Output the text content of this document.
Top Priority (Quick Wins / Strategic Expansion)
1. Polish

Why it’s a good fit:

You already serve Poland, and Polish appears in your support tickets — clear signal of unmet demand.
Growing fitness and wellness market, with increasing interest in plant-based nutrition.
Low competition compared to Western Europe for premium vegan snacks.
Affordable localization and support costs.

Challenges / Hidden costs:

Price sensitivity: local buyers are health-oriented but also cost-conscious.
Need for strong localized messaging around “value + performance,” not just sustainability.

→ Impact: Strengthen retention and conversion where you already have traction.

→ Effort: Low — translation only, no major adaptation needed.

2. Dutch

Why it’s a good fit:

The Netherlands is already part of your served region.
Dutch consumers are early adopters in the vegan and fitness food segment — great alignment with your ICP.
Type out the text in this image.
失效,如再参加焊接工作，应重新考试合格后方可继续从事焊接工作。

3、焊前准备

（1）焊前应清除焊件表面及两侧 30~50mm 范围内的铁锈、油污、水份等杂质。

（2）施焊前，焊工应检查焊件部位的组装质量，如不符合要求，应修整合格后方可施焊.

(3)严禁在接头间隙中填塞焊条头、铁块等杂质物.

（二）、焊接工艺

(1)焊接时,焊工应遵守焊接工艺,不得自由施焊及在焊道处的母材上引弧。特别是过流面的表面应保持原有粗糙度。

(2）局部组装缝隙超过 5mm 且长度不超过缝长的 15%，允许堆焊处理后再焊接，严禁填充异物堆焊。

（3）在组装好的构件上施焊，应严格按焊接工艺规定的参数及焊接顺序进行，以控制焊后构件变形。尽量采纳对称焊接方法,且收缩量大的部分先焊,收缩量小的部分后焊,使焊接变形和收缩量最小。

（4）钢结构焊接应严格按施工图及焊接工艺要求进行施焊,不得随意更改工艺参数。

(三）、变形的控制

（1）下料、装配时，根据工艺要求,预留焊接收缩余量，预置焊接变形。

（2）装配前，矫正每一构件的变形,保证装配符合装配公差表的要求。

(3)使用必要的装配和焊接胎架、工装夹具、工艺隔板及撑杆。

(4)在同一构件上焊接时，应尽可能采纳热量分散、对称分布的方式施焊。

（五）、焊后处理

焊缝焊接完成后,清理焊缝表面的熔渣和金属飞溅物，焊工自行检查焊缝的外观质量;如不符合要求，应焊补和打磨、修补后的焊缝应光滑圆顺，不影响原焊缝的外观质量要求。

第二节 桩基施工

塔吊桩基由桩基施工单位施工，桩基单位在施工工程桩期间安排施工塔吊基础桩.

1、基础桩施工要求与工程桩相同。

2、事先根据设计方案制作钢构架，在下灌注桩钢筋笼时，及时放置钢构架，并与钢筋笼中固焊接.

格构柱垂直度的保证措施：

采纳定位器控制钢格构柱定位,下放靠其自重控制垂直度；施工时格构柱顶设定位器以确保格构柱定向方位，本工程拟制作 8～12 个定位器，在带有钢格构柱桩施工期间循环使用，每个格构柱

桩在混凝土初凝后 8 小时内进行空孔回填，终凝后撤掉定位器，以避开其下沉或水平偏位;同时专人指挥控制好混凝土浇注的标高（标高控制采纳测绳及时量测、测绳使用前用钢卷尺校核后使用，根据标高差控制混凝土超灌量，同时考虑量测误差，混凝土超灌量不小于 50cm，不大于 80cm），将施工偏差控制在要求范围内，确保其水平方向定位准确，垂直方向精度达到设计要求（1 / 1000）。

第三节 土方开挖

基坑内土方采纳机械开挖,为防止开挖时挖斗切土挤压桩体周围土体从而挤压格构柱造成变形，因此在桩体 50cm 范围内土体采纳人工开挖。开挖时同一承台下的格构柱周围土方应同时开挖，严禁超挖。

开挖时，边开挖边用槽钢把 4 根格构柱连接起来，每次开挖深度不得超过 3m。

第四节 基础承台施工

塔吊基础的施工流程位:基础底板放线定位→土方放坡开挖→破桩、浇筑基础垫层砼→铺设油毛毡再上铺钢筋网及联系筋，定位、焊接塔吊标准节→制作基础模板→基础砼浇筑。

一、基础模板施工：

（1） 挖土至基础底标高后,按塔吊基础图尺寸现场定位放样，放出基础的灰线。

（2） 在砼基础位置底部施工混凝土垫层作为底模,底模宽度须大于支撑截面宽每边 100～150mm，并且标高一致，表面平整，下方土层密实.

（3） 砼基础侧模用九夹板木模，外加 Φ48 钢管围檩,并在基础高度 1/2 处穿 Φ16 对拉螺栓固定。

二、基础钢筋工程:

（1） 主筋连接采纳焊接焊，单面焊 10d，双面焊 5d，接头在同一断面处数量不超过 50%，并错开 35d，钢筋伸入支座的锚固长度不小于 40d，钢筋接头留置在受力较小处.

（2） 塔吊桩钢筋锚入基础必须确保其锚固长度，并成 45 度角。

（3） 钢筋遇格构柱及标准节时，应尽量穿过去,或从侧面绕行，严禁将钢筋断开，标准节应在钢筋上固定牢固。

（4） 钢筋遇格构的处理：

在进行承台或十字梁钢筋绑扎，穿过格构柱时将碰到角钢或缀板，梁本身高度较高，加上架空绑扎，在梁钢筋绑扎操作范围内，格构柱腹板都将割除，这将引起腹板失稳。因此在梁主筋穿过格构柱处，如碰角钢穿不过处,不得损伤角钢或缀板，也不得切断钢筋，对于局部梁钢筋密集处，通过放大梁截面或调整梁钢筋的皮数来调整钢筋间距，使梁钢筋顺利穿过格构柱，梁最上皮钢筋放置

══════════

[Exercise instructions]
Check each line above for "vegan" and return the ones that have it.

[Reply]
Low competition compared to Western Europe for premium vegan snacks.
Dutch consumers are early adopters in the vegan and fitness food segment — great alignment with your ICP.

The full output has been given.